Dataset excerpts
--- Begin ---

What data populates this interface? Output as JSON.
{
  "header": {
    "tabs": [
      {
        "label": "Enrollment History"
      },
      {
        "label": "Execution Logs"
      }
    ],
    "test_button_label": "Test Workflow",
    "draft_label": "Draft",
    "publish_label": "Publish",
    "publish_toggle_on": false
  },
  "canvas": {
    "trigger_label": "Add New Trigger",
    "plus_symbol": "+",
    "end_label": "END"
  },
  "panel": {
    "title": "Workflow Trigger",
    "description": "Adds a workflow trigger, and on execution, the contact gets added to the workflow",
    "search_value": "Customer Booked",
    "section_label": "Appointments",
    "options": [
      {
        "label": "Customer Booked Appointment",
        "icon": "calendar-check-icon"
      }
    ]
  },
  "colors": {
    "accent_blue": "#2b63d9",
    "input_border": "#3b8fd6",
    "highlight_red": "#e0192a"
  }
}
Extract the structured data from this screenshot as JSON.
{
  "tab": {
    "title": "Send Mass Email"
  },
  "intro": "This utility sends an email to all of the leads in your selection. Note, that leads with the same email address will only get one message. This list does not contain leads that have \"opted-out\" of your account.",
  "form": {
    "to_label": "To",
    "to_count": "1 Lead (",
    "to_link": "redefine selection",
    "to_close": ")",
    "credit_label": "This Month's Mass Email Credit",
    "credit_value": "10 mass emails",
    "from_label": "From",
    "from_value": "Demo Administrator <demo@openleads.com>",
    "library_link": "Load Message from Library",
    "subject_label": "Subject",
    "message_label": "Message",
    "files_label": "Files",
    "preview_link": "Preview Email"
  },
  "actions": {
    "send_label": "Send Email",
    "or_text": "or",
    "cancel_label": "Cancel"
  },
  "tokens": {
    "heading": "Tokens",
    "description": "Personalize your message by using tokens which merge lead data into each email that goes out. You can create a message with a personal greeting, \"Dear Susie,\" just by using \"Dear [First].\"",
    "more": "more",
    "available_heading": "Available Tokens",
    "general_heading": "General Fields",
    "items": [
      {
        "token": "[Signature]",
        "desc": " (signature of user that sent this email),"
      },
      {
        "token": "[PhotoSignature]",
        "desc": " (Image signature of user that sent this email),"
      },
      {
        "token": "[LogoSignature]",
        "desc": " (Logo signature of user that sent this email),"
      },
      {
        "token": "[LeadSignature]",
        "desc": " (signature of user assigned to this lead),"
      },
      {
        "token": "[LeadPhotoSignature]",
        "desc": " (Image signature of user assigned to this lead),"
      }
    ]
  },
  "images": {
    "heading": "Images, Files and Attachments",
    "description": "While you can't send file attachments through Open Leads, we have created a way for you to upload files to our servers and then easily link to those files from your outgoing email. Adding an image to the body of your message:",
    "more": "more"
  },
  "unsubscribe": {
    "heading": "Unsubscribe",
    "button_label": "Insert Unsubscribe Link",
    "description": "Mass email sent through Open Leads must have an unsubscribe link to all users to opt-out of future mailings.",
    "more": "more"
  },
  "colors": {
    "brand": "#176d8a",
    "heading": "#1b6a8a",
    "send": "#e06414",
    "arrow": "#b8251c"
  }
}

--- End ---

_WHAT THIS TASK INVOLVES_
Looking at the data above, show all lines where the word "title" occurs.

_SOLVED PROBLEM_
    "title": "Workflow Trigger",
    "title": "Send Mass Email"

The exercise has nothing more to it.